Objective
Pictures do not belong in the copy. Return all of the entries exactly.

Dataset rows
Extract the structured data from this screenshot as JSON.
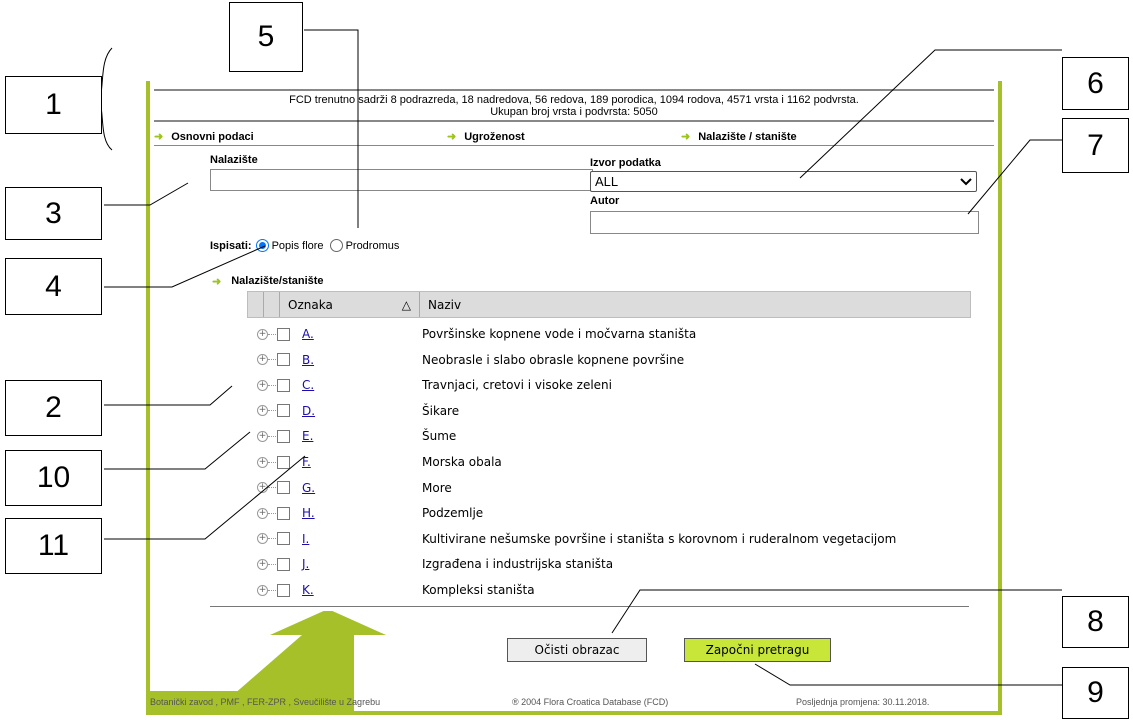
{
  "callouts": [
    "1",
    "2",
    "3",
    "4",
    "5",
    "6",
    "7",
    "8",
    "9",
    "10",
    "11"
  ],
  "summary": {
    "line1": "FCD trenutno sadrži 8 podrazreda, 18 nadredova, 56 redova, 189 porodica, 1094 rodova, 4571 vrsta i 1162 podvrsta.",
    "line2": "Ukupan broj vrsta i podvrsta: 5050"
  },
  "nav": {
    "items": [
      "Osnovni podaci",
      "Ugroženost",
      "Nalazište / stanište"
    ],
    "arrow": "➜"
  },
  "form": {
    "nalaziste_label": "Nalazište",
    "nalaziste_value": "",
    "izvor_label": "Izvor podatka",
    "izvor_value": "ALL",
    "autor_label": "Autor",
    "autor_value": "",
    "ispisati_label": "Ispisati:",
    "option_popis": "Popis flore",
    "option_prodromus": "Prodromus",
    "selected_option": "Popis flore"
  },
  "tree": {
    "section_label": "Nalazište/stanište",
    "col_oznaka": "Oznaka",
    "col_naziv": "Naziv",
    "sort_icon": "△",
    "rows": [
      {
        "code": "A.",
        "name": "Površinske kopnene vode i močvarna staništa"
      },
      {
        "code": "B.",
        "name": "Neobrasle i slabo obrasle kopnene površine"
      },
      {
        "code": "C.",
        "name": "Travnjaci, cretovi i visoke zeleni"
      },
      {
        "code": "D.",
        "name": "Šikare"
      },
      {
        "code": "E.",
        "name": "Šume"
      },
      {
        "code": "F.",
        "name": "Morska obala"
      },
      {
        "code": "G.",
        "name": "More"
      },
      {
        "code": "H.",
        "name": "Podzemlje"
      },
      {
        "code": "I.",
        "name": "Kultivirane nešumske površine i staništa s korovnom i ruderalnom vegetacijom"
      },
      {
        "code": "J.",
        "name": "Izgrađena i industrijska staništa"
      },
      {
        "code": "K.",
        "name": "Kompleksi staništa"
      }
    ]
  },
  "buttons": {
    "clear": "Očisti obrazac",
    "search": "Započni pretragu"
  },
  "footer": {
    "left": "Botanički zavod , PMF , FER-ZPR , Sveučilište u Zagrebu",
    "center": "® 2004 Flora Croatica Database (FCD)",
    "right": "Posljednja promjena: 30.11.2018."
  },
  "colors": {
    "accent": "#a6c02a",
    "search_button": "#c8e63a",
    "link": "#1a0dab",
    "radio": "#0075ff"
  }
}
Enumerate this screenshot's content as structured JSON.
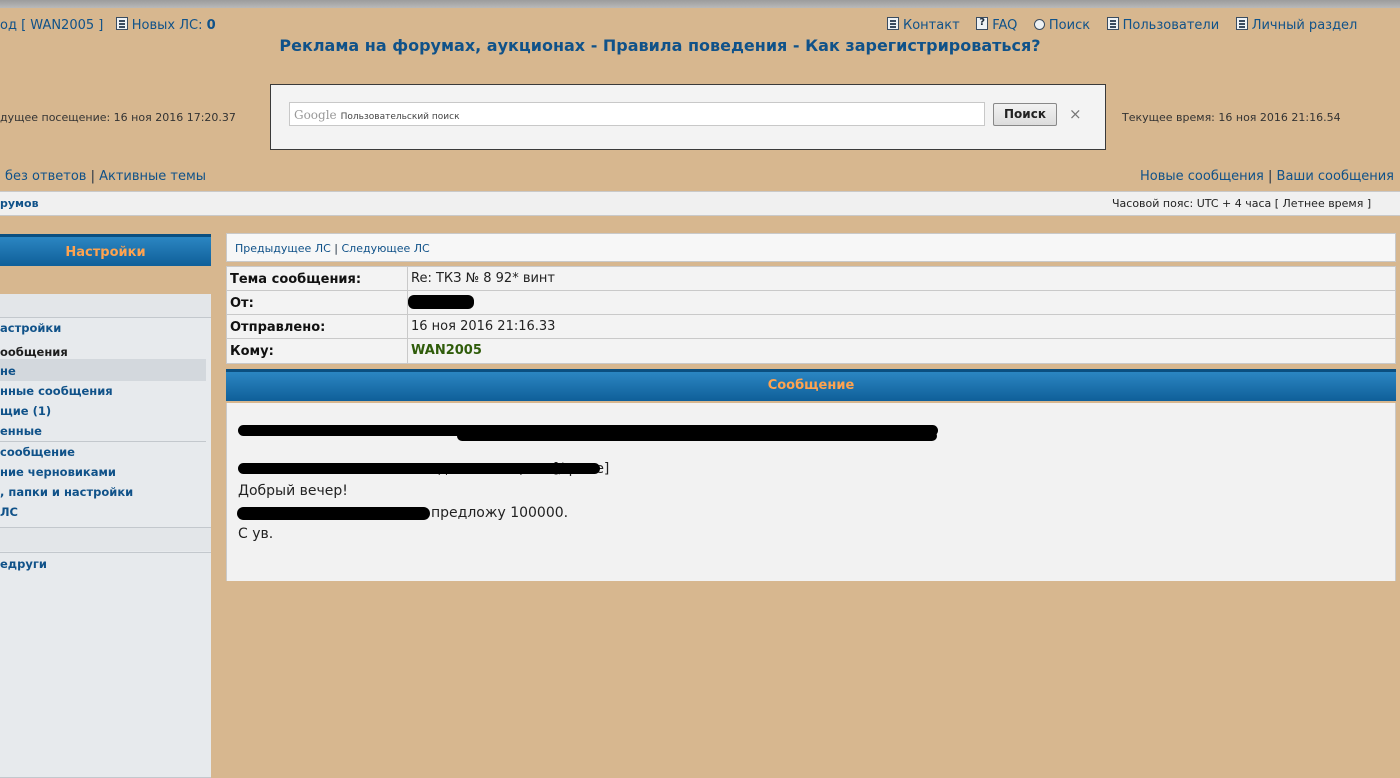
{
  "header": {
    "user_link_prefix": "од [",
    "user_link": "WAN2005",
    "user_link_suffix": "]",
    "new_pm_label": "Новых ЛС:",
    "new_pm_count": "0",
    "links": [
      "Контакт",
      "FAQ",
      "Поиск",
      "Пользователи",
      "Личный раздел"
    ],
    "headline": {
      "ads": "Реклама на форумах, аукционах",
      "rules": "Правила поведения",
      "register": "Как зарегистрироваться?",
      "separator": " - "
    }
  },
  "search": {
    "google_label": "Google",
    "placeholder": "Пользовательский поиск",
    "button": "Поиск",
    "close": "×"
  },
  "times": {
    "last_visit": "дущее посещение: 16 ноя 2016 17:20.37",
    "current": "Текущее время: 16 ноя 2016 21:16.54"
  },
  "nav": {
    "left": [
      "без ответов",
      "Активные темы"
    ],
    "right": [
      "Новые сообщения",
      "Ваши сообщения"
    ],
    "separator": "|"
  },
  "bar": {
    "left": "румов",
    "timezone": "Часовой пояс: UTC + 4 часа [ Летнее время ]"
  },
  "sidebar": {
    "title": "Настройки",
    "items": {
      "settings": "астройки",
      "messages": "ообщения",
      "item1": "не",
      "item2": "нные сообщения",
      "item3": "щие (1)",
      "item4": "енные",
      "item5": "сообщение",
      "item6": "ние черновиками",
      "item7": ", папки и настройки",
      "item8": "ЛС",
      "friends": "едруги"
    }
  },
  "pm": {
    "prev": "Предыдущее ЛС",
    "next": "Следующее ЛС",
    "separator": "|",
    "subject_label": "Тема сообщения:",
    "subject": "Re: ТКЗ № 8 92* винт",
    "from_label": "От:",
    "sent_label": "Отправлено:",
    "sent": "16 ноя 2016 21:16.33",
    "to_label": "Кому:",
    "to": "WAN2005",
    "message_title": "Сообщение",
    "body": {
      "quote_tail": "дена женщина.[/quote]",
      "greeting": "Добрый вечер!",
      "offer": "предложу 100000.",
      "signoff": "С ув."
    }
  }
}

Output for this exercise
Extract the structured data from this screenshot as JSON.
{
  "callouts": [
    "1",
    "2",
    "3",
    "4",
    "5",
    "6",
    "7",
    "8",
    "9",
    "10",
    "11"
  ],
  "summary": {
    "line1": "FCD trenutno sadrži 8 podrazreda, 18 nadredova, 56 redova, 189 porodica, 1094 rodova, 4571 vrsta i 1162 podvrsta.",
    "line2": "Ukupan broj vrsta i podvrsta: 5050"
  },
  "nav": {
    "items": [
      "Osnovni podaci",
      "Ugroženost",
      "Nalazište / stanište"
    ],
    "arrow": "➜"
  },
  "form": {
    "nalaziste_label": "Nalazište",
    "nalaziste_value": "",
    "izvor_label": "Izvor podatka",
    "izvor_value": "ALL",
    "autor_label": "Autor",
    "autor_value": "",
    "ispisati_label": "Ispisati:",
    "option_popis": "Popis flore",
    "option_prodromus": "Prodromus",
    "selected_option": "Popis flore"
  },
  "tree": {
    "section_label": "Nalazište/stanište",
    "col_oznaka": "Oznaka",
    "col_naziv": "Naziv",
    "sort_icon": "△",
    "rows": [
      {
        "code": "A.",
        "name": "Površinske kopnene vode i močvarna staništa"
      },
      {
        "code": "B.",
        "name": "Neobrasle i slabo obrasle kopnene površine"
      },
      {
        "code": "C.",
        "name": "Travnjaci, cretovi i visoke zeleni"
      },
      {
        "code": "D.",
        "name": "Šikare"
      },
      {
        "code": "E.",
        "name": "Šume"
      },
      {
        "code": "F.",
        "name": "Morska obala"
      },
      {
        "code": "G.",
        "name": "More"
      },
      {
        "code": "H.",
        "name": "Podzemlje"
      },
      {
        "code": "I.",
        "name": "Kultivirane nešumske površine i staništa s korovnom i ruderalnom vegetacijom"
      },
      {
        "code": "J.",
        "name": "Izgrađena i industrijska staništa"
      },
      {
        "code": "K.",
        "name": "Kompleksi staništa"
      }
    ]
  },
  "buttons": {
    "clear": "Očisti obrazac",
    "search": "Započni pretragu"
  },
  "footer": {
    "left": "Botanički zavod , PMF , FER-ZPR , Sveučilište u Zagrebu",
    "center": "® 2004 Flora Croatica Database (FCD)",
    "right": "Posljednja promjena: 30.11.2018."
  },
  "colors": {
    "accent": "#a6c02a",
    "search_button": "#c8e63a",
    "link": "#1a0dab",
    "radio": "#0075ff"
  }
}
Enumerate this screenshot's content as structured JSON.
{
  "header": {
    "user_link_prefix": "од [",
    "user_link": "WAN2005",
    "user_link_suffix": "]",
    "new_pm_label": "Новых ЛС:",
    "new_pm_count": "0",
    "links": [
      "Контакт",
      "FAQ",
      "Поиск",
      "Пользователи",
      "Личный раздел"
    ],
    "headline": {
      "ads": "Реклама на форумах, аукционах",
      "rules": "Правила поведения",
      "register": "Как зарегистрироваться?",
      "separator": " - "
    }
  },
  "search": {
    "google_label": "Google",
    "placeholder": "Пользовательский поиск",
    "button": "Поиск",
    "close": "×"
  },
  "times": {
    "last_visit": "дущее посещение: 16 ноя 2016 17:20.37",
    "current": "Текущее время: 16 ноя 2016 21:16.54"
  },
  "nav": {
    "left": [
      "без ответов",
      "Активные темы"
    ],
    "right": [
      "Новые сообщения",
      "Ваши сообщения"
    ],
    "separator": "|"
  },
  "bar": {
    "left": "румов",
    "timezone": "Часовой пояс: UTC + 4 часа [ Летнее время ]"
  },
  "sidebar": {
    "title": "Настройки",
    "items": {
      "settings": "астройки",
      "messages": "ообщения",
      "item1": "не",
      "item2": "нные сообщения",
      "item3": "щие (1)",
      "item4": "енные",
      "item5": "сообщение",
      "item6": "ние черновиками",
      "item7": ", папки и настройки",
      "item8": "ЛС",
      "friends": "едруги"
    }
  },
  "pm": {
    "prev": "Предыдущее ЛС",
    "next": "Следующее ЛС",
    "separator": "|",
    "subject_label": "Тема сообщения:",
    "subject": "Re: ТКЗ № 8 92* винт",
    "from_label": "От:",
    "sent_label": "Отправлено:",
    "sent": "16 ноя 2016 21:16.33",
    "to_label": "Кому:",
    "to": "WAN2005",
    "message_title": "Сообщение",
    "body": {
      "quote_tail": "дена женщина.[/quote]",
      "greeting": "Добрый вечер!",
      "offer": "предложу 100000.",
      "signoff": "С ув."
    }
  }
}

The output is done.